Your task is to repeat the lines below exactly, excluding any pictures they contain.
- - -
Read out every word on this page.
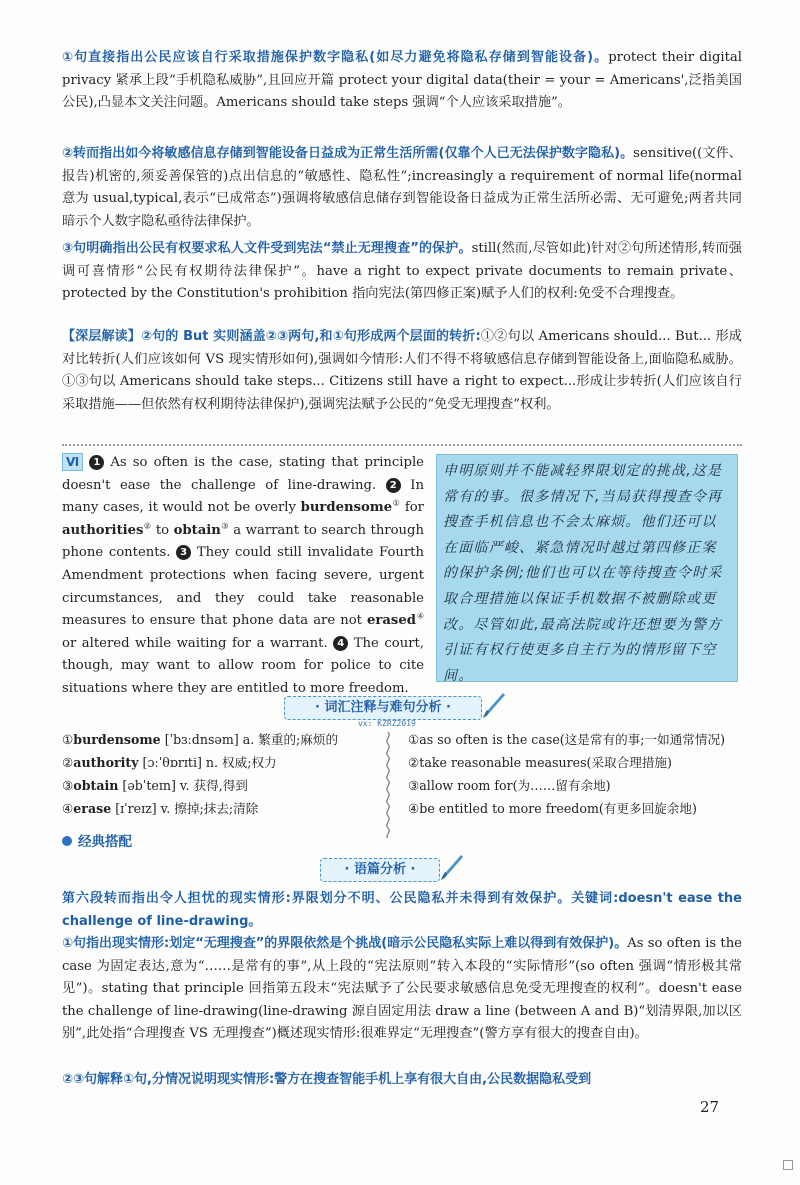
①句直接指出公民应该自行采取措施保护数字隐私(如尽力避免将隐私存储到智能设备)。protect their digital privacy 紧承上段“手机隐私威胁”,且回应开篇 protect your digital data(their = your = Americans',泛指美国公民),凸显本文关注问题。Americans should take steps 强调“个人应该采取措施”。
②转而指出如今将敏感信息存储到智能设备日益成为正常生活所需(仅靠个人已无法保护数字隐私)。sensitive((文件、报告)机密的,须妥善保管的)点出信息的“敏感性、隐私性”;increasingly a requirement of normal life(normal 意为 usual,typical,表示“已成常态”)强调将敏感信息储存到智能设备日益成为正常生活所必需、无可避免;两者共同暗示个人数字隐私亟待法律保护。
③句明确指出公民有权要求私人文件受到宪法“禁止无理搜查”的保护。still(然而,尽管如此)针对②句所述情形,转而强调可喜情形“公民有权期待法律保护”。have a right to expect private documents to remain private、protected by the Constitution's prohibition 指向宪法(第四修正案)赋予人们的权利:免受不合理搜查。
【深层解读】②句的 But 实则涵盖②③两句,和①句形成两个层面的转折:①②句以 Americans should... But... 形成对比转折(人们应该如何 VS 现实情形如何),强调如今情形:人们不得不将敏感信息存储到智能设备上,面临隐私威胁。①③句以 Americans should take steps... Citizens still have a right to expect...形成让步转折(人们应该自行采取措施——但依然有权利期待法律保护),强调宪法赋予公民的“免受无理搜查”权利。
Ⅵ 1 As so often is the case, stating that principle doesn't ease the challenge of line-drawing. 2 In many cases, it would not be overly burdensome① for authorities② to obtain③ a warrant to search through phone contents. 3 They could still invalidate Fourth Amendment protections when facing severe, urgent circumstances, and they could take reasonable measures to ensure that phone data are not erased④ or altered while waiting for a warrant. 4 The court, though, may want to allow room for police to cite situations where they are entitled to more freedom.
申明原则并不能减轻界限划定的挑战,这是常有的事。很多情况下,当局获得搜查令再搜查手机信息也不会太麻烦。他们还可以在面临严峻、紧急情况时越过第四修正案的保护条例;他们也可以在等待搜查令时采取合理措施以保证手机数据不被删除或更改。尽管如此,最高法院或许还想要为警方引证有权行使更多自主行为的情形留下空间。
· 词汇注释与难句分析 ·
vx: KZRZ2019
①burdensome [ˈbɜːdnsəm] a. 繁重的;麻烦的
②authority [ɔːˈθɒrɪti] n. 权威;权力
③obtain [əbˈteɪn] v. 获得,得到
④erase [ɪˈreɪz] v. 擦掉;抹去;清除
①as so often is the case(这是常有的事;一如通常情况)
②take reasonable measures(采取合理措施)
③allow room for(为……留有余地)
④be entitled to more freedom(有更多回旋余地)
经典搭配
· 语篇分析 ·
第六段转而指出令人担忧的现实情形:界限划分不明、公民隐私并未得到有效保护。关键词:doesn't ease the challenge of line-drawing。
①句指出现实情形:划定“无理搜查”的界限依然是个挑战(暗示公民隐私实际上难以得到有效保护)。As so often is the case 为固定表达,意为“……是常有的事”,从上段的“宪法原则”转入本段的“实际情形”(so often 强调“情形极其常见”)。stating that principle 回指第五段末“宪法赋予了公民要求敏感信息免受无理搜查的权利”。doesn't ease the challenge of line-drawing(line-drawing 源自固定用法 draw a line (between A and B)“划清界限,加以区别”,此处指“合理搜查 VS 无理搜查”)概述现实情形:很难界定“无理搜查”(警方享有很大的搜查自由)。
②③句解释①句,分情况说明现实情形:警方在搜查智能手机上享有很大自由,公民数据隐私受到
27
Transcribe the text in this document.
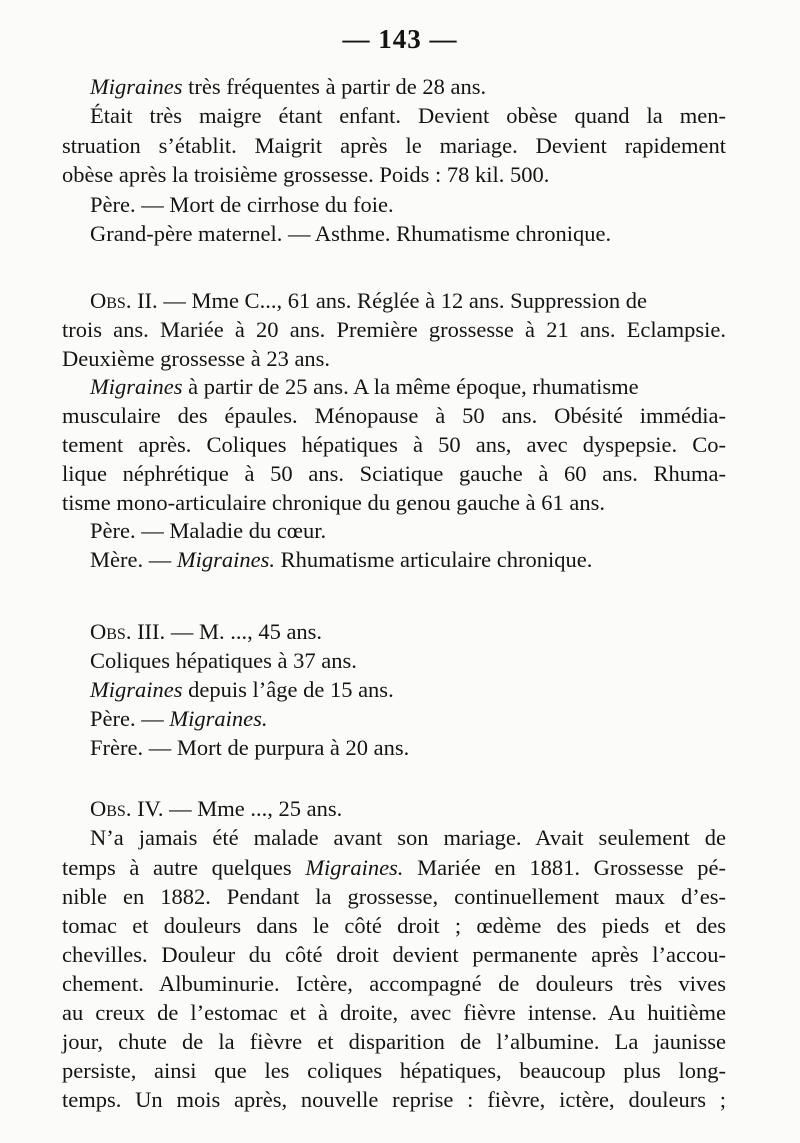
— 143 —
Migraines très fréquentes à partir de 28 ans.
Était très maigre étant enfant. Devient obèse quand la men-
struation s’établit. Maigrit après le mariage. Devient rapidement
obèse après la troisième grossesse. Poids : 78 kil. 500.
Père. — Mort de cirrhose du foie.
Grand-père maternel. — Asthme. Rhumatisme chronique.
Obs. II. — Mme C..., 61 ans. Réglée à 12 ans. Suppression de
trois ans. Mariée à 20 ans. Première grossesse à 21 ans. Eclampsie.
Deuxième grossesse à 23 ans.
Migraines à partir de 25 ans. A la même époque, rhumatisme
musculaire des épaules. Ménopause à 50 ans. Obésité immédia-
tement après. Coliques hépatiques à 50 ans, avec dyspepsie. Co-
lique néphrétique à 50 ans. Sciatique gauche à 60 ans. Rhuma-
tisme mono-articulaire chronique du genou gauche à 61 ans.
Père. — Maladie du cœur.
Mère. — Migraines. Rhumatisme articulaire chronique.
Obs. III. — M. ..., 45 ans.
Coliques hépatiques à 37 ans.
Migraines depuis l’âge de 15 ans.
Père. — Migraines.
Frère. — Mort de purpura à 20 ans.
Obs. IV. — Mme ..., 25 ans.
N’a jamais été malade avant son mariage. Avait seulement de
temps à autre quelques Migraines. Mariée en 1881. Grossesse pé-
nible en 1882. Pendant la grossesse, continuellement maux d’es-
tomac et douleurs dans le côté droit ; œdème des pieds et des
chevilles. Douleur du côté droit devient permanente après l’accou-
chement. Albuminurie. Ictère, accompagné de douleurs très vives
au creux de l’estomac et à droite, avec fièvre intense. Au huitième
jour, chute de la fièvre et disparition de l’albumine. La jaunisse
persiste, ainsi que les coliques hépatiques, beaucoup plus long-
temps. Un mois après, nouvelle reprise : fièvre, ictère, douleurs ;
- - -
» Finished task
Read out every word on this page.
①句直接指出公民应该自行采取措施保护数字隐私(如尽力避免将隐私存储到智能设备)。protect their digital privacy 紧承上段“手机隐私威胁”,且回应开篇 protect your digital data(their = your = Americans',泛指美国公民),凸显本文关注问题。Americans should take steps 强调“个人应该采取措施”。
②转而指出如今将敏感信息存储到智能设备日益成为正常生活所需(仅靠个人已无法保护数字隐私)。sensitive((文件、报告)机密的,须妥善保管的)点出信息的“敏感性、隐私性”;increasingly a requirement of normal life(normal 意为 usual,typical,表示“已成常态”)强调将敏感信息储存到智能设备日益成为正常生活所必需、无可避免;两者共同暗示个人数字隐私亟待法律保护。
③句明确指出公民有权要求私人文件受到宪法“禁止无理搜查”的保护。still(然而,尽管如此)针对②句所述情形,转而强调可喜情形“公民有权期待法律保护”。have a right to expect private documents to remain private、protected by the Constitution's prohibition 指向宪法(第四修正案)赋予人们的权利:免受不合理搜查。
【深层解读】②句的 But 实则涵盖②③两句,和①句形成两个层面的转折:①②句以 Americans should... But... 形成对比转折(人们应该如何 VS 现实情形如何),强调如今情形:人们不得不将敏感信息存储到智能设备上,面临隐私威胁。①③句以 Americans should take steps... Citizens still have a right to expect...形成让步转折(人们应该自行采取措施——但依然有权利期待法律保护),强调宪法赋予公民的“免受无理搜查”权利。
Ⅵ 1 As so often is the case, stating that principle doesn't ease the challenge of line-drawing. 2 In many cases, it would not be overly burdensome① for authorities② to obtain③ a warrant to search through phone contents. 3 They could still invalidate Fourth Amendment protections when facing severe, urgent circumstances, and they could take reasonable measures to ensure that phone data are not erased④ or altered while waiting for a warrant. 4 The court, though, may want to allow room for police to cite situations where they are entitled to more freedom.
申明原则并不能减轻界限划定的挑战,这是常有的事。很多情况下,当局获得搜查令再搜查手机信息也不会太麻烦。他们还可以在面临严峻、紧急情况时越过第四修正案的保护条例;他们也可以在等待搜查令时采取合理措施以保证手机数据不被删除或更改。尽管如此,最高法院或许还想要为警方引证有权行使更多自主行为的情形留下空间。
· 词汇注释与难句分析 ·
vx: KZRZ2019
①burdensome [ˈbɜːdnsəm] a. 繁重的;麻烦的
②authority [ɔːˈθɒrɪti] n. 权威;权力
③obtain [əbˈteɪn] v. 获得,得到
④erase [ɪˈreɪz] v. 擦掉;抹去;清除
①as so often is the case(这是常有的事;一如通常情况)
②take reasonable measures(采取合理措施)
③allow room for(为……留有余地)
④be entitled to more freedom(有更多回旋余地)
经典搭配
· 语篇分析 ·
第六段转而指出令人担忧的现实情形:界限划分不明、公民隐私并未得到有效保护。关键词:doesn't ease the challenge of line-drawing。
①句指出现实情形:划定“无理搜查”的界限依然是个挑战(暗示公民隐私实际上难以得到有效保护)。As so often is the case 为固定表达,意为“……是常有的事”,从上段的“宪法原则”转入本段的“实际情形”(so often 强调“情形极其常见”)。stating that principle 回指第五段末“宪法赋予了公民要求敏感信息免受无理搜查的权利”。doesn't ease the challenge of line-drawing(line-drawing 源自固定用法 draw a line (between A and B)“划清界限,加以区别”,此处指“合理搜查 VS 无理搜查”)概述现实情形:很难界定“无理搜查”(警方享有很大的搜查自由)。
②③句解释①句,分情况说明现实情形:警方在搜查智能手机上享有很大自由,公民数据隐私受到
27
Transcribe the text in this document.
— 143 —
Migraines très fréquentes à partir de 28 ans.
Était très maigre étant enfant. Devient obèse quand la men-
struation s’établit. Maigrit après le mariage. Devient rapidement
obèse après la troisième grossesse. Poids : 78 kil. 500.
Père. — Mort de cirrhose du foie.
Grand-père maternel. — Asthme. Rhumatisme chronique.
Obs. II. — Mme C..., 61 ans. Réglée à 12 ans. Suppression de
trois ans. Mariée à 20 ans. Première grossesse à 21 ans. Eclampsie.
Deuxième grossesse à 23 ans.
Migraines à partir de 25 ans. A la même époque, rhumatisme
musculaire des épaules. Ménopause à 50 ans. Obésité immédia-
tement après. Coliques hépatiques à 50 ans, avec dyspepsie. Co-
lique néphrétique à 50 ans. Sciatique gauche à 60 ans. Rhuma-
tisme mono-articulaire chronique du genou gauche à 61 ans.
Père. — Maladie du cœur.
Mère. — Migraines. Rhumatisme articulaire chronique.
Obs. III. — M. ..., 45 ans.
Coliques hépatiques à 37 ans.
Migraines depuis l’âge de 15 ans.
Père. — Migraines.
Frère. — Mort de purpura à 20 ans.
Obs. IV. — Mme ..., 25 ans.
N’a jamais été malade avant son mariage. Avait seulement de
temps à autre quelques Migraines. Mariée en 1881. Grossesse pé-
nible en 1882. Pendant la grossesse, continuellement maux d’es-
tomac et douleurs dans le côté droit ; œdème des pieds et des
chevilles. Douleur du côté droit devient permanente après l’accou-
chement. Albuminurie. Ictère, accompagné de douleurs très vives
au creux de l’estomac et à droite, avec fièvre intense. Au huitième
jour, chute de la fièvre et disparition de l’albumine. La jaunisse
persiste, ainsi que les coliques hépatiques, beaucoup plus long-
temps. Un mois après, nouvelle reprise : fièvre, ictère, douleurs ;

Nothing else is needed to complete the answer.